▶ GOAL OF THE EXERCISE: Copy each line below in which the word "SRMTID" occurs.
##### GIVEN DATA
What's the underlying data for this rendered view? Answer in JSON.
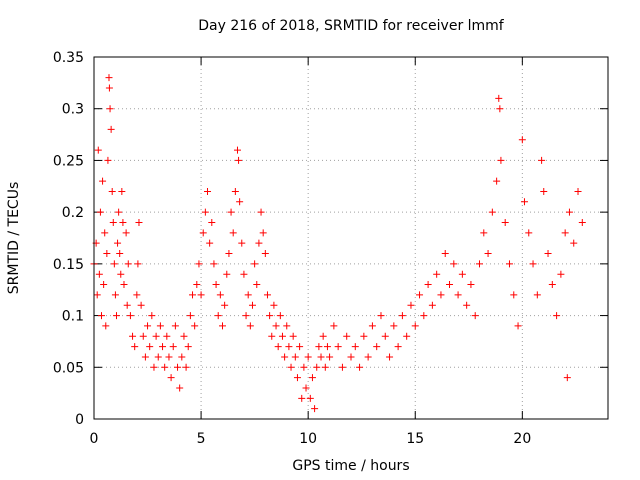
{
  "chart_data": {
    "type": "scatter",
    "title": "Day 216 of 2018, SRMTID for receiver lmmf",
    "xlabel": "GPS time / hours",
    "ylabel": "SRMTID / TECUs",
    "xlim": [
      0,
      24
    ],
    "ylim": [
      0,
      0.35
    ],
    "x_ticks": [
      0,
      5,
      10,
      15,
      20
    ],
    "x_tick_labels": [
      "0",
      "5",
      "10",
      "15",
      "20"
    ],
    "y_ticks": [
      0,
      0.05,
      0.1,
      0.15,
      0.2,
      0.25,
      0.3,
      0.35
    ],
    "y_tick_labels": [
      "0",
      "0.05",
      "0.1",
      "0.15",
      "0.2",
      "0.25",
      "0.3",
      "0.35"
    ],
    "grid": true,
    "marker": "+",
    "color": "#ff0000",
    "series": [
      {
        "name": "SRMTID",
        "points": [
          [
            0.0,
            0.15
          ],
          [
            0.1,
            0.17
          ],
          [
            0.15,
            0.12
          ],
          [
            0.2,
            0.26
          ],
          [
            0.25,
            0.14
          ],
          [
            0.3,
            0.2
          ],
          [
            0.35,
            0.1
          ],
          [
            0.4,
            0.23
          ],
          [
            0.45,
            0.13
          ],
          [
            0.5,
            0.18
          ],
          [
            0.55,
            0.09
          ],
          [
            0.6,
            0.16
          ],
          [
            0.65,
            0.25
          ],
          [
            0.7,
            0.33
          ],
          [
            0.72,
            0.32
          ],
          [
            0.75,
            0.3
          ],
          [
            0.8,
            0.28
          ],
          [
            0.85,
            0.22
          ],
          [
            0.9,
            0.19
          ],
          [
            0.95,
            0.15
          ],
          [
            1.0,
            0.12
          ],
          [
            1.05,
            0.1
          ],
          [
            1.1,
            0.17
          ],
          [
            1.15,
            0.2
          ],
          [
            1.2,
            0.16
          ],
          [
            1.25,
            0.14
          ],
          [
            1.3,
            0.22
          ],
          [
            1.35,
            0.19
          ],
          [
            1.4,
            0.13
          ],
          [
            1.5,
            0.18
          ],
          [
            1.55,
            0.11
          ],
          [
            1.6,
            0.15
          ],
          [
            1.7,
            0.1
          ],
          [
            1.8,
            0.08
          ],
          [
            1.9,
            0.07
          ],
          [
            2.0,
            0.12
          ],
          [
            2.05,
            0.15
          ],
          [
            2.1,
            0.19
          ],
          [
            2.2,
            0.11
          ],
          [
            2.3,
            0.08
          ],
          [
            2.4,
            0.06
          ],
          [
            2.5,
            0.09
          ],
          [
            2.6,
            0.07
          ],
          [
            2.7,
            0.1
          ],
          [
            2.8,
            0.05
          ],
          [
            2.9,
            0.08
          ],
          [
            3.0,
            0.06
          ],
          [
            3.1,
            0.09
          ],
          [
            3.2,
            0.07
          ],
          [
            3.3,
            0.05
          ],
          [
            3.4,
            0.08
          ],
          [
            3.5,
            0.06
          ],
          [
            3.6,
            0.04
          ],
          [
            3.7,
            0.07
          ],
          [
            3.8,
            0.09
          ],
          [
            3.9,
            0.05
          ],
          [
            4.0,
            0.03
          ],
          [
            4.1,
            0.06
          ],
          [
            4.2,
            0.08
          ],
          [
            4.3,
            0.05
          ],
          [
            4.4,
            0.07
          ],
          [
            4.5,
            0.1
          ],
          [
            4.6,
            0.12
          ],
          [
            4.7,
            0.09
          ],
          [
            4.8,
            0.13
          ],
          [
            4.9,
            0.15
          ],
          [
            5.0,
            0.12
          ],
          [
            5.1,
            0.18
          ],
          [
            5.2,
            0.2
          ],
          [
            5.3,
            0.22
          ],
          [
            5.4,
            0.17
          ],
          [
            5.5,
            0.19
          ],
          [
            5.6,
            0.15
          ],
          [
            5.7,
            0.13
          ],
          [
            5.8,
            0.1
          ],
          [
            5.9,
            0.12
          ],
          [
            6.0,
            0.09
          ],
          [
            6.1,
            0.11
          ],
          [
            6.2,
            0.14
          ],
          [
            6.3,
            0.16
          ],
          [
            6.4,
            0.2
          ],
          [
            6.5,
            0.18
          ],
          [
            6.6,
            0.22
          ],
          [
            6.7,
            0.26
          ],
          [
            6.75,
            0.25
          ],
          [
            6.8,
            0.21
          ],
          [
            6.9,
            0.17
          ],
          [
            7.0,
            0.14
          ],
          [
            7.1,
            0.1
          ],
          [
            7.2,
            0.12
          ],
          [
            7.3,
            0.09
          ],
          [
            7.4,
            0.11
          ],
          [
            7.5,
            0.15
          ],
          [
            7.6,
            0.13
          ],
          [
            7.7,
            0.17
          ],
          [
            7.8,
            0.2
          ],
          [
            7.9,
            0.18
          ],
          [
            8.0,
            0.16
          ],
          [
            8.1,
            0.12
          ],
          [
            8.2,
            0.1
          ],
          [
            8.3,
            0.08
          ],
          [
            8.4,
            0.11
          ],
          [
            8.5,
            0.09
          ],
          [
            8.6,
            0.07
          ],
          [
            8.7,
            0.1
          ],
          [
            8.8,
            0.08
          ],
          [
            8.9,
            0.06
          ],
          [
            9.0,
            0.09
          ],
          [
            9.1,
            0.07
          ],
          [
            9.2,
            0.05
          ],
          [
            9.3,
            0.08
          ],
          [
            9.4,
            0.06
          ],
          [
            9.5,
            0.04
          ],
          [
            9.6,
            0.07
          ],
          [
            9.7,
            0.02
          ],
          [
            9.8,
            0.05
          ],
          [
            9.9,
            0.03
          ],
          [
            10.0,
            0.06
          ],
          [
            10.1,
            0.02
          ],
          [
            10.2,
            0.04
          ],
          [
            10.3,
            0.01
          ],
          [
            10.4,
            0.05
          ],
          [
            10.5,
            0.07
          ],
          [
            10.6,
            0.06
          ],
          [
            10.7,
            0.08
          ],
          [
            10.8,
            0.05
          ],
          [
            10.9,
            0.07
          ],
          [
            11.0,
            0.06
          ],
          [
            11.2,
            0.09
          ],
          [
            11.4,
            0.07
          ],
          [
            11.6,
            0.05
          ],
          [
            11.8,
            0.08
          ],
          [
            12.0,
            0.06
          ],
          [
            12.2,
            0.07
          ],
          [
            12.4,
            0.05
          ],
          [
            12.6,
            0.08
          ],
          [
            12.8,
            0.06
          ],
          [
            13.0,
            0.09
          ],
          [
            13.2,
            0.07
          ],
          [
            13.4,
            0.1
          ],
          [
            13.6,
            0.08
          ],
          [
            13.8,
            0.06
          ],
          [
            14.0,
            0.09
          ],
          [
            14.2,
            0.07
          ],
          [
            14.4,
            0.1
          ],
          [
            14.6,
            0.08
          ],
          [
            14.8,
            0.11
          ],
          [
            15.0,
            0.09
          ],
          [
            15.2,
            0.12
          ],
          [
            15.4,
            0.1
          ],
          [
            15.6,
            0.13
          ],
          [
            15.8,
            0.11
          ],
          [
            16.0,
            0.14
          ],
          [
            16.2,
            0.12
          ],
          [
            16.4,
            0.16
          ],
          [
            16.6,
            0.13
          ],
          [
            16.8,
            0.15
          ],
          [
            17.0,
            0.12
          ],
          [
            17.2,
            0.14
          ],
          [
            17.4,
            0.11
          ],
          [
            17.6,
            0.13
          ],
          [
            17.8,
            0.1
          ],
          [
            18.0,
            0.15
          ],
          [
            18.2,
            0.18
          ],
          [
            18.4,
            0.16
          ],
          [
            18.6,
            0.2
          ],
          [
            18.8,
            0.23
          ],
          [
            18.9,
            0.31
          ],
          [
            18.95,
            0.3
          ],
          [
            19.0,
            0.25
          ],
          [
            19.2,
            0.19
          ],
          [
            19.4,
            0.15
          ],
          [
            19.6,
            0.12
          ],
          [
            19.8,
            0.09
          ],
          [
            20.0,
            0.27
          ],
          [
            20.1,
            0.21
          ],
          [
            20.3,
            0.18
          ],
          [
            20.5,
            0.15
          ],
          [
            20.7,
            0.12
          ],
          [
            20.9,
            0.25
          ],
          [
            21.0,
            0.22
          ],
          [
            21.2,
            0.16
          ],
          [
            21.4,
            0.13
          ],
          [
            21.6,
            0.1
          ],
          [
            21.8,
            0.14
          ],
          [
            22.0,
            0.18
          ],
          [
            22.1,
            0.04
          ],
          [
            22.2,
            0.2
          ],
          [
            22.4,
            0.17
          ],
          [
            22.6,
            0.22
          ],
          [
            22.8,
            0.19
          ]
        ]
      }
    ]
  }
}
##########
▶ COMPLETE ANSWER:
    "title": "Day 216 of 2018, SRMTID for receiver lmmf",
    "ylabel": "SRMTID / TECUs",
        "name": "SRMTID",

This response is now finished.